• Exercise description: Copy all of the material exactly. Pictures are not to appear in the copy.

---------- Material provided

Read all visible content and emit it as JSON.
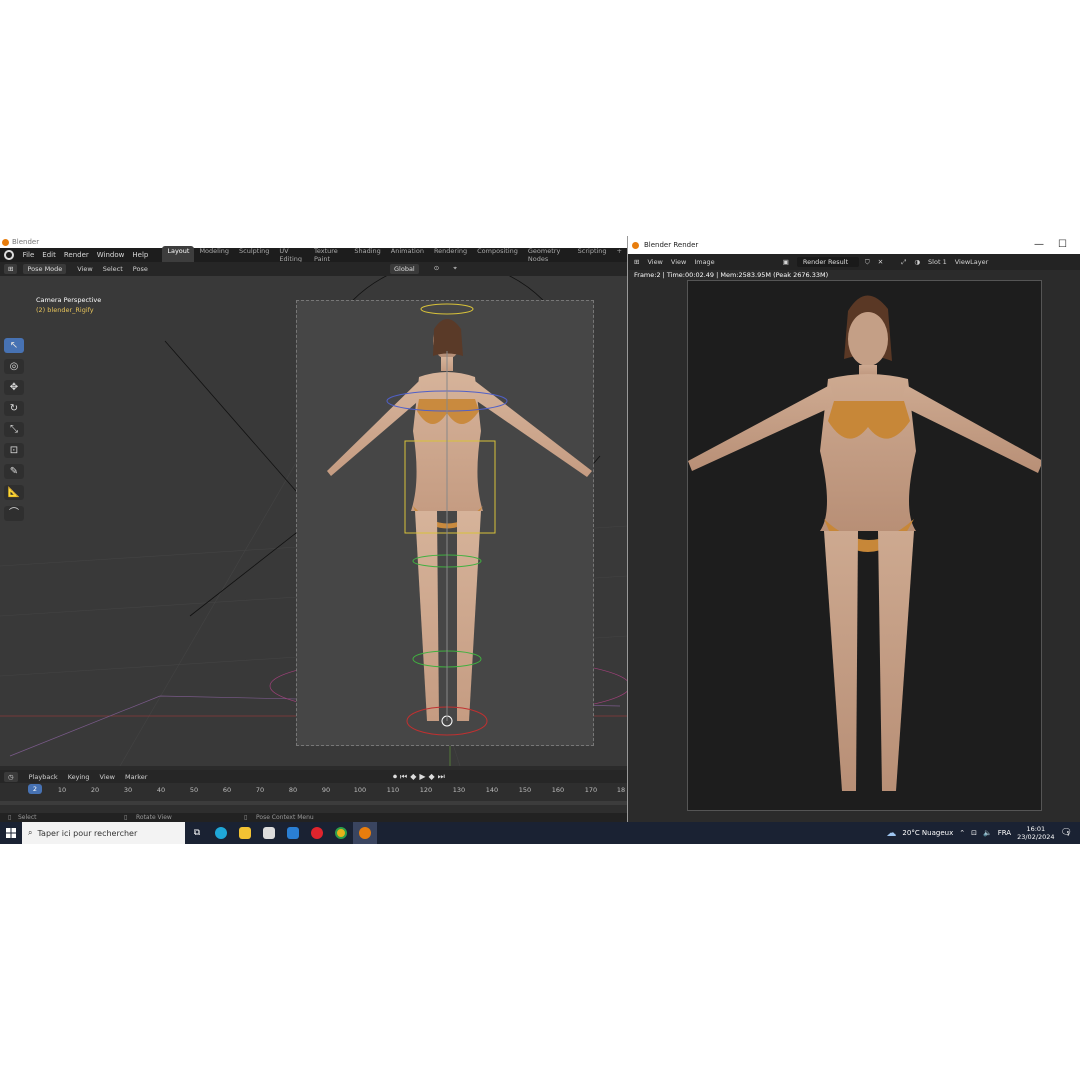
{
  "blender": {
    "title": "Blender",
    "menus": [
      "File",
      "Edit",
      "Render",
      "Window",
      "Help"
    ],
    "workspaces": [
      "Layout",
      "Modeling",
      "Sculpting",
      "UV Editing",
      "Texture Paint",
      "Shading",
      "Animation",
      "Rendering",
      "Compositing",
      "Geometry Nodes",
      "Scripting"
    ],
    "active_workspace": "Layout",
    "header": {
      "mode": "Pose Mode",
      "view": "View",
      "select": "Select",
      "pose": "Pose",
      "orientation": "Global"
    },
    "viewport": {
      "camera_label": "Camera Perspective",
      "object_label": "(2) blender_Rigify"
    },
    "timeline": {
      "playback": "Playback",
      "keying": "Keying",
      "view": "View",
      "marker": "Marker",
      "current_frame": "2",
      "ticks": [
        "10",
        "20",
        "30",
        "40",
        "50",
        "60",
        "70",
        "80",
        "90",
        "100",
        "110",
        "120",
        "130",
        "140",
        "150",
        "160",
        "170",
        "18"
      ]
    },
    "statusbar": {
      "select": "Select",
      "rotate": "Rotate View",
      "context": "Pose Context Menu"
    }
  },
  "render_window": {
    "title": "Blender Render",
    "menus": [
      "View",
      "View",
      "Image"
    ],
    "result": "Render Result",
    "slot": "Slot 1",
    "view_layer": "ViewLayer",
    "info": "Frame:2 | Time:00:02.49 | Mem:2583.95M (Peak 2676.33M)"
  },
  "taskbar": {
    "search_placeholder": "Taper ici pour rechercher",
    "weather": "20°C  Nuageux",
    "language": "FRA",
    "time": "16:01",
    "date": "23/02/2024",
    "notification_count": "5"
  }
}
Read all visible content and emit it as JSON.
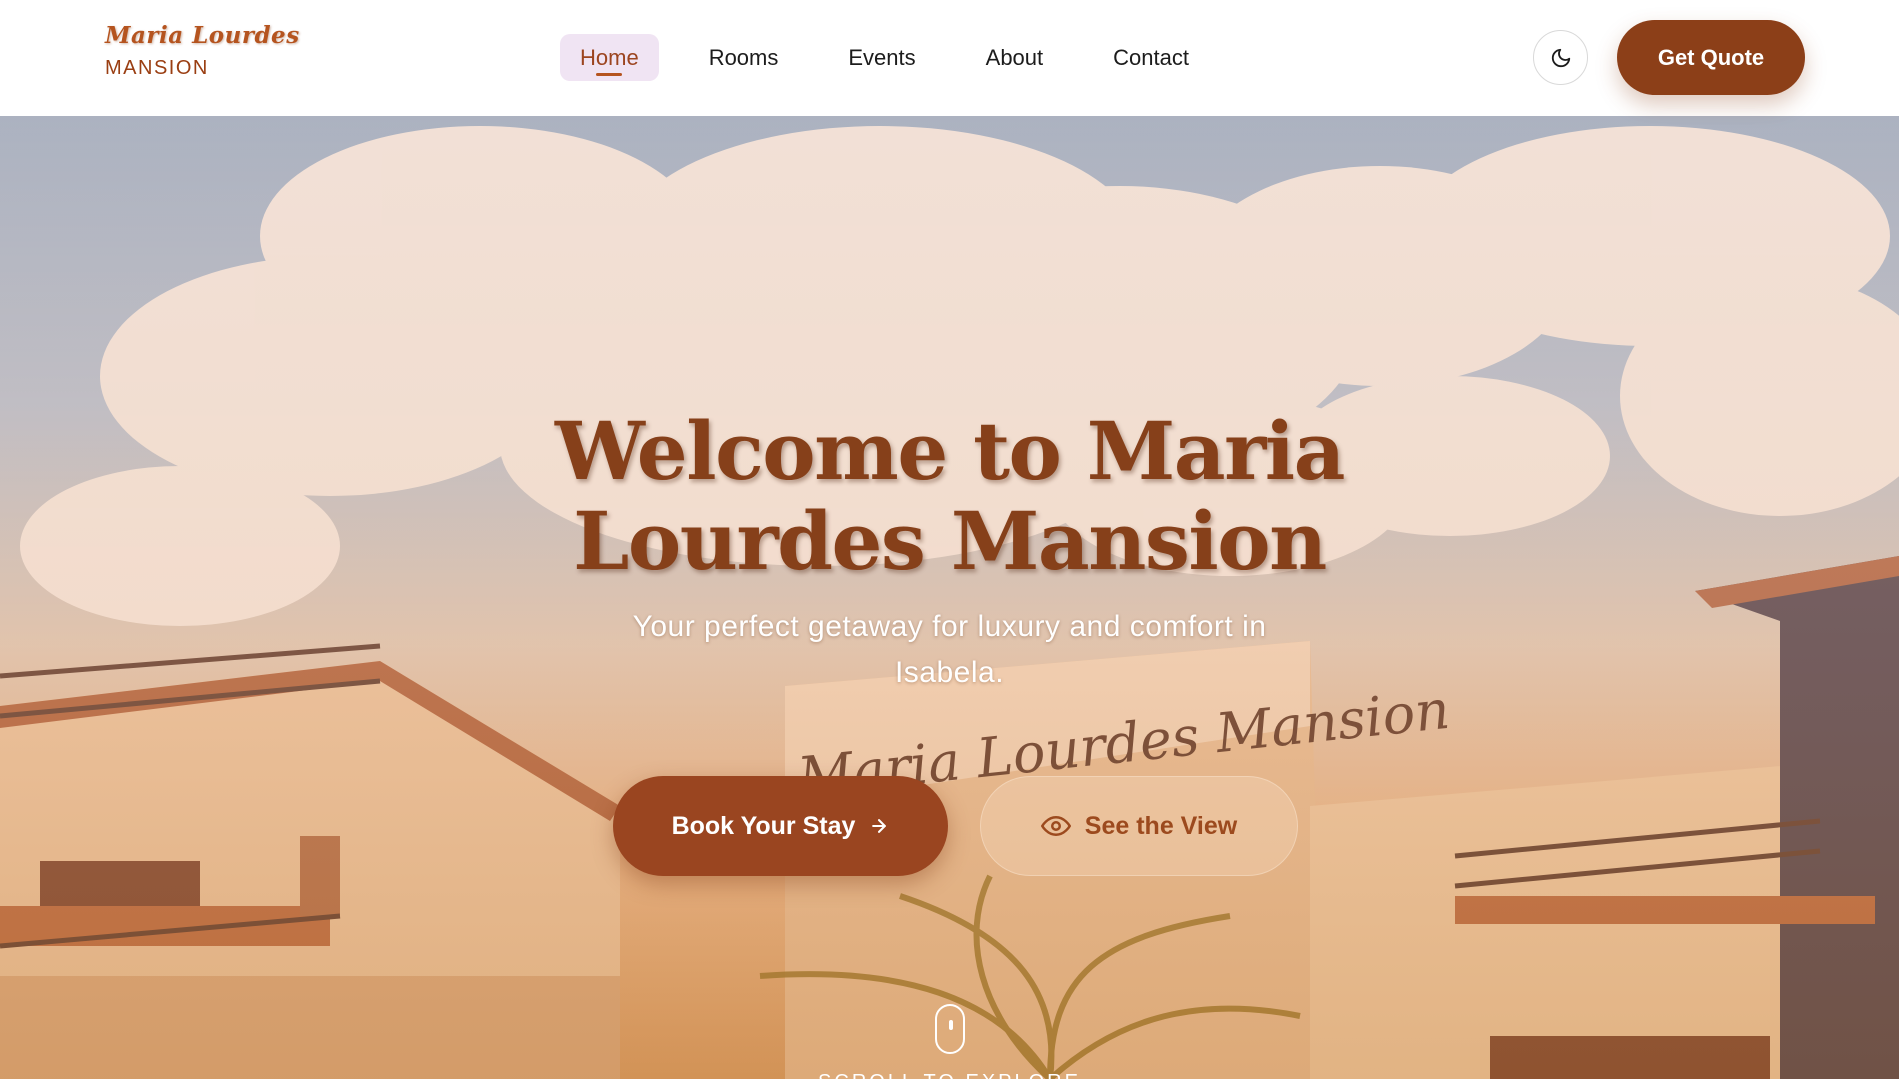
{
  "brand": {
    "script_name": "Maria Lourdes",
    "sub_name": "MANSION",
    "accent_color": "#9c4520"
  },
  "nav": {
    "items": [
      {
        "label": "Home",
        "active": true
      },
      {
        "label": "Rooms",
        "active": false
      },
      {
        "label": "Events",
        "active": false
      },
      {
        "label": "About",
        "active": false
      },
      {
        "label": "Contact",
        "active": false
      }
    ]
  },
  "header": {
    "theme_toggle_icon": "moon-icon",
    "quote_button": "Get Quote"
  },
  "hero": {
    "title_line1": "Welcome to Maria",
    "title_line2": "Lourdes Mansion",
    "subtitle_line1": "Your perfect getaway for luxury and comfort in",
    "subtitle_line2": "Isabela.",
    "signage_text": "Maria Lourdes Mansion",
    "primary_cta": "Book Your Stay",
    "primary_cta_icon": "arrow-right-icon",
    "secondary_cta": "See the View",
    "secondary_cta_icon": "eye-icon",
    "scroll_icon": "mouse-icon",
    "scroll_label": "SCROLL TO EXPLORE"
  }
}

--------------------

• Reply:
Read all visible content and emit it as JSON.
{
  "blender": {
    "title": "Blender",
    "menus": [
      "File",
      "Edit",
      "Render",
      "Window",
      "Help"
    ],
    "workspaces": [
      "Layout",
      "Modeling",
      "Sculpting",
      "UV Editing",
      "Texture Paint",
      "Shading",
      "Animation",
      "Rendering",
      "Compositing",
      "Geometry Nodes",
      "Scripting"
    ],
    "active_workspace": "Layout",
    "header": {
      "mode": "Pose Mode",
      "view": "View",
      "select": "Select",
      "pose": "Pose",
      "orientation": "Global"
    },
    "viewport": {
      "camera_label": "Camera Perspective",
      "object_label": "(2) blender_Rigify"
    },
    "timeline": {
      "playback": "Playback",
      "keying": "Keying",
      "view": "View",
      "marker": "Marker",
      "current_frame": "2",
      "ticks": [
        "10",
        "20",
        "30",
        "40",
        "50",
        "60",
        "70",
        "80",
        "90",
        "100",
        "110",
        "120",
        "130",
        "140",
        "150",
        "160",
        "170",
        "18"
      ]
    },
    "statusbar": {
      "select": "Select",
      "rotate": "Rotate View",
      "context": "Pose Context Menu"
    }
  },
  "render_window": {
    "title": "Blender Render",
    "menus": [
      "View",
      "View",
      "Image"
    ],
    "result": "Render Result",
    "slot": "Slot 1",
    "view_layer": "ViewLayer",
    "info": "Frame:2 | Time:00:02.49 | Mem:2583.95M (Peak 2676.33M)"
  },
  "taskbar": {
    "search_placeholder": "Taper ici pour rechercher",
    "weather": "20°C  Nuageux",
    "language": "FRA",
    "time": "16:01",
    "date": "23/02/2024",
    "notification_count": "5"
  }
}
Read all visible content and emit it as JSON.
{
  "brand": {
    "script_name": "Maria Lourdes",
    "sub_name": "MANSION",
    "accent_color": "#9c4520"
  },
  "nav": {
    "items": [
      {
        "label": "Home",
        "active": true
      },
      {
        "label": "Rooms",
        "active": false
      },
      {
        "label": "Events",
        "active": false
      },
      {
        "label": "About",
        "active": false
      },
      {
        "label": "Contact",
        "active": false
      }
    ]
  },
  "header": {
    "theme_toggle_icon": "moon-icon",
    "quote_button": "Get Quote"
  },
  "hero": {
    "title_line1": "Welcome to Maria",
    "title_line2": "Lourdes Mansion",
    "subtitle_line1": "Your perfect getaway for luxury and comfort in",
    "subtitle_line2": "Isabela.",
    "signage_text": "Maria Lourdes Mansion",
    "primary_cta": "Book Your Stay",
    "primary_cta_icon": "arrow-right-icon",
    "secondary_cta": "See the View",
    "secondary_cta_icon": "eye-icon",
    "scroll_icon": "mouse-icon",
    "scroll_label": "SCROLL TO EXPLORE"
  }
}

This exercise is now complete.